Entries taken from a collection

******

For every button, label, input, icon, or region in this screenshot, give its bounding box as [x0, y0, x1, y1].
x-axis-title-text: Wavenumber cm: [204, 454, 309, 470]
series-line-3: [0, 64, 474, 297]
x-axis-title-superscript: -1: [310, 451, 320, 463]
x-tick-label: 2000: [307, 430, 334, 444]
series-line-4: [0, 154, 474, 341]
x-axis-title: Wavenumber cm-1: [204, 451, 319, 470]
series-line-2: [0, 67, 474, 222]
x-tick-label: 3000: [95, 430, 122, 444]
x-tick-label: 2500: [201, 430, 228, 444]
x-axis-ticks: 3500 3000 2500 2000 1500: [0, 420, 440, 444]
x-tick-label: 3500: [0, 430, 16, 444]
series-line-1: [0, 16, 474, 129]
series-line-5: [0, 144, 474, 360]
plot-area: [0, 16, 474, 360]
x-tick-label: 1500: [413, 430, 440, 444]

******

Problem: Rewrite the material above, changing "bounding box" to "enclosing box" and leaving everything else as it is.

Full solution:
For every button, label, input, icon, or region in this screenshot, give its enclosing box as [x0, y0, x1, y1].
x-axis-title-text: Wavenumber cm: [204, 454, 309, 470]
series-line-3: [0, 64, 474, 297]
x-axis-title-superscript: -1: [310, 451, 320, 463]
x-tick-label: 2000: [307, 430, 334, 444]
series-line-4: [0, 154, 474, 341]
x-axis-title: Wavenumber cm-1: [204, 451, 319, 470]
series-line-2: [0, 67, 474, 222]
x-tick-label: 3000: [95, 430, 122, 444]
x-tick-label: 2500: [201, 430, 228, 444]
x-axis-ticks: 3500 3000 2500 2000 1500: [0, 420, 440, 444]
x-tick-label: 3500: [0, 430, 16, 444]
series-line-1: [0, 16, 474, 129]
series-line-5: [0, 144, 474, 360]
plot-area: [0, 16, 474, 360]
x-tick-label: 1500: [413, 430, 440, 444]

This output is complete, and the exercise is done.